TASK GOAL: Write out the material exactly, without any of its pictures.

==============================

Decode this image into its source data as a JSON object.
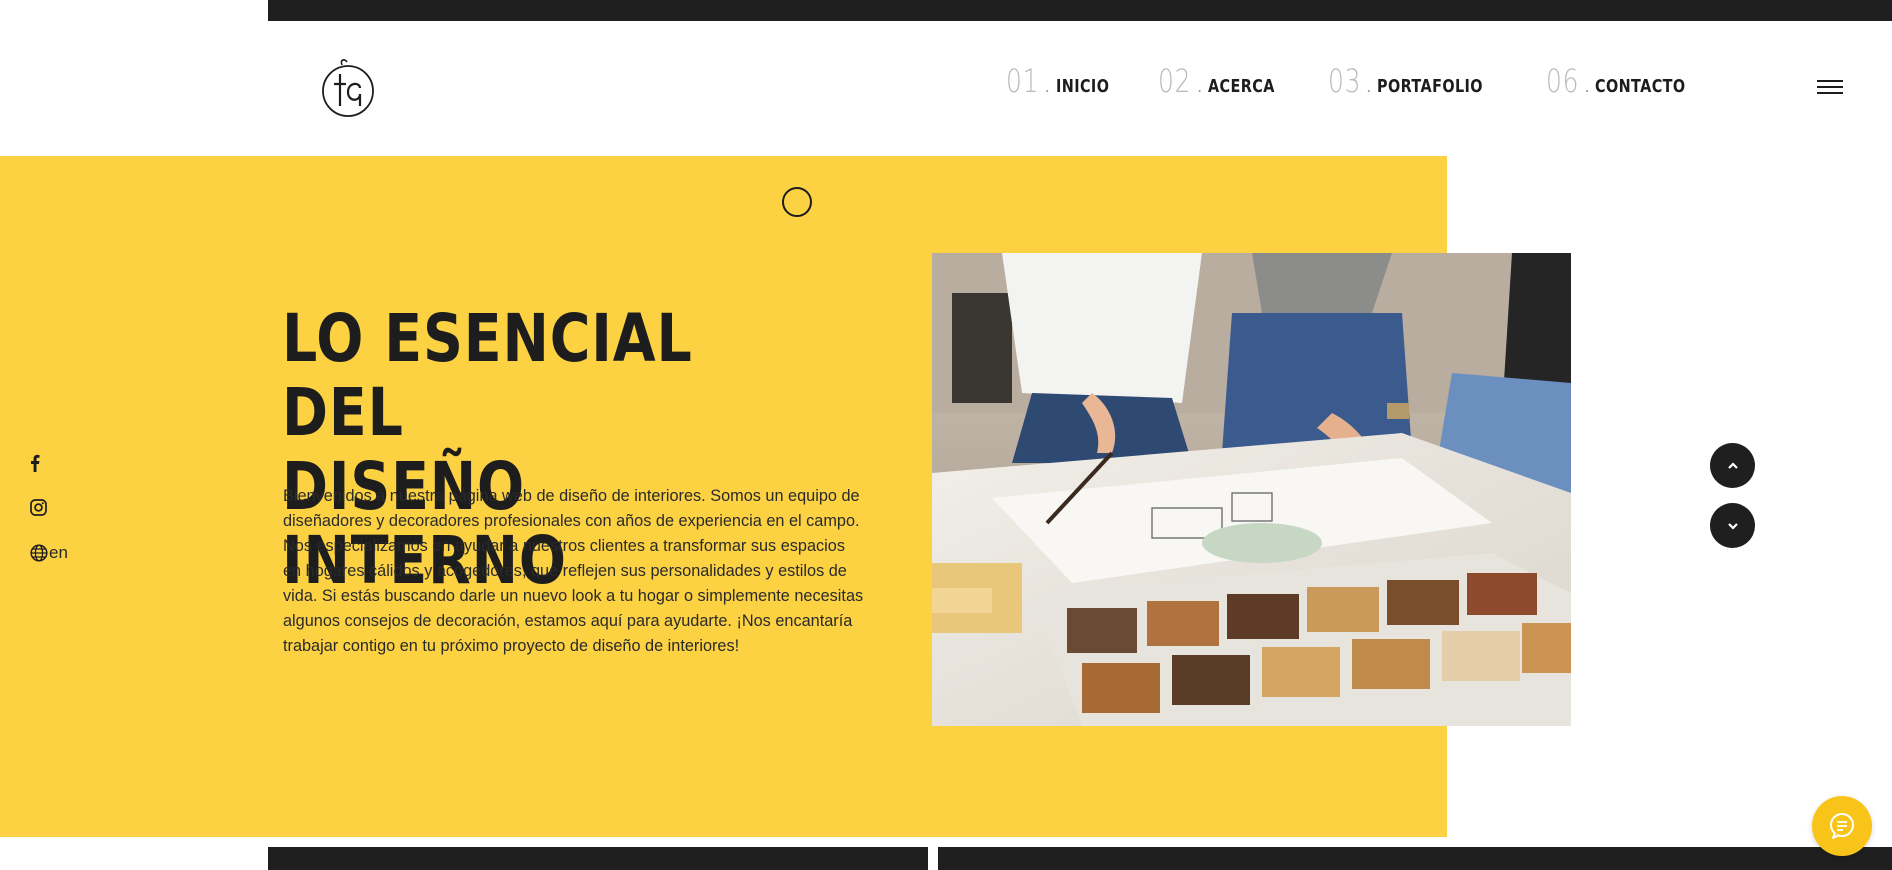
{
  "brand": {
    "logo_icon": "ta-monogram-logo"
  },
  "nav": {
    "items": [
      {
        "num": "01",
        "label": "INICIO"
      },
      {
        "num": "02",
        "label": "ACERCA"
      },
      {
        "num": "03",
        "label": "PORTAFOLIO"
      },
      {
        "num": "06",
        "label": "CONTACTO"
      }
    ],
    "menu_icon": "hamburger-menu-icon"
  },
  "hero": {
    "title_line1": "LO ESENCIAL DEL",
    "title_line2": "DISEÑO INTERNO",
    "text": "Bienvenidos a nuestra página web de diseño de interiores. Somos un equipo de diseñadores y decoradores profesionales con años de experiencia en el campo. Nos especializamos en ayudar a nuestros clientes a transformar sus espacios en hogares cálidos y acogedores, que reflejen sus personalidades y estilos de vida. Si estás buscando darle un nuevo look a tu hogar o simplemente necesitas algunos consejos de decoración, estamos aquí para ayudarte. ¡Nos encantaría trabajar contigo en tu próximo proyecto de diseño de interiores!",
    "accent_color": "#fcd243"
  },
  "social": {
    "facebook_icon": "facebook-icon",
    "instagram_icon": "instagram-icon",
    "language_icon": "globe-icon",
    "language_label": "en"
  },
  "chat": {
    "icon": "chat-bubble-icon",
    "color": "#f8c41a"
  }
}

==============================

CORRECT RESPONSE:
Decode this image into its source data as a JSON object.
{
  "brand": {
    "logo_icon": "ta-monogram-logo"
  },
  "nav": {
    "items": [
      {
        "num": "01",
        "label": "INICIO"
      },
      {
        "num": "02",
        "label": "ACERCA"
      },
      {
        "num": "03",
        "label": "PORTAFOLIO"
      },
      {
        "num": "06",
        "label": "CONTACTO"
      }
    ],
    "menu_icon": "hamburger-menu-icon"
  },
  "hero": {
    "title_line1": "LO ESENCIAL DEL",
    "title_line2": "DISEÑO INTERNO",
    "text": "Bienvenidos a nuestra página web de diseño de interiores. Somos un equipo de diseñadores y decoradores profesionales con años de experiencia en el campo. Nos especializamos en ayudar a nuestros clientes a transformar sus espacios en hogares cálidos y acogedores, que reflejen sus personalidades y estilos de vida. Si estás buscando darle un nuevo look a tu hogar o simplemente necesitas algunos consejos de decoración, estamos aquí para ayudarte. ¡Nos encantaría trabajar contigo en tu próximo proyecto de diseño de interiores!",
    "accent_color": "#fcd243"
  },
  "social": {
    "facebook_icon": "facebook-icon",
    "instagram_icon": "instagram-icon",
    "language_icon": "globe-icon",
    "language_label": "en"
  },
  "chat": {
    "icon": "chat-bubble-icon",
    "color": "#f8c41a"
  }
}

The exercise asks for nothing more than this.